WRITTEN EXERCISE: Copy out each line containing "gave" from the entries below.

[Collected data]
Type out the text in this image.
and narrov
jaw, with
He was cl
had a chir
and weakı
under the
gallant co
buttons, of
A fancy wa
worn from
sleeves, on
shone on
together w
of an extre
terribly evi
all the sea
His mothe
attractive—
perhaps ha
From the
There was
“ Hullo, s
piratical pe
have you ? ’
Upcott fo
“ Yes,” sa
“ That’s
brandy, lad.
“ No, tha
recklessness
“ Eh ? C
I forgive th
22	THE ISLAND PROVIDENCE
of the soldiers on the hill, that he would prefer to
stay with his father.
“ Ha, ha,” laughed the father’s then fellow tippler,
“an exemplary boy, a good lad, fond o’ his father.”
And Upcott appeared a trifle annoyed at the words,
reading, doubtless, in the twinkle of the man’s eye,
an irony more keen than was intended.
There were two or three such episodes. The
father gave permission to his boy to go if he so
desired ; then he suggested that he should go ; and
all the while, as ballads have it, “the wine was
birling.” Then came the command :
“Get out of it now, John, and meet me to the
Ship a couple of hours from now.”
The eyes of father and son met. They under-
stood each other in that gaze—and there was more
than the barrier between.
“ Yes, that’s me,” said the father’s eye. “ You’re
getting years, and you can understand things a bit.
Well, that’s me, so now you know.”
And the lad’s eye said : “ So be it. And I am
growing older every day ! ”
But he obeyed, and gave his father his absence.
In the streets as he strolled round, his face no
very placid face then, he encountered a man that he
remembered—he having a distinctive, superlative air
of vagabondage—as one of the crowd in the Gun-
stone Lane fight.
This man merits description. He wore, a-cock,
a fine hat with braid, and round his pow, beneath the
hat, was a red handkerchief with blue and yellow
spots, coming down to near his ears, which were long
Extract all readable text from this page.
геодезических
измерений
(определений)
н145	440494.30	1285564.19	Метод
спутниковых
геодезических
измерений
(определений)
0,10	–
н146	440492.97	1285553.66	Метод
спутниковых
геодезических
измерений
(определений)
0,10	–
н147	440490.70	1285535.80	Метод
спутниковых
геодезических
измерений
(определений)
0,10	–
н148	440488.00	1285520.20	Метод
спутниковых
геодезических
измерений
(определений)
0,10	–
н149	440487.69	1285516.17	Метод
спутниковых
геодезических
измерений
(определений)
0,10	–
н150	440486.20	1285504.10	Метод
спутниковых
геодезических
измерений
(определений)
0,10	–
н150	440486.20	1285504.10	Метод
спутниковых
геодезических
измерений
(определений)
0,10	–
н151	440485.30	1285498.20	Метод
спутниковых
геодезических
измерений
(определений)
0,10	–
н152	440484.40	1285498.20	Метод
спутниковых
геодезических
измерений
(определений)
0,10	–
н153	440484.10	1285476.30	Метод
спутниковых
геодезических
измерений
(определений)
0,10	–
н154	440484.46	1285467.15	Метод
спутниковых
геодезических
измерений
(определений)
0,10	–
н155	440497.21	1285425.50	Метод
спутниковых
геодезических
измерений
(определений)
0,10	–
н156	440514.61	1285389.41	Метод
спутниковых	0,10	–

SOLUTION TO THE PROBLEM:
father gave permission to his boy to go if he so
But he obeyed, and gave his father his absence.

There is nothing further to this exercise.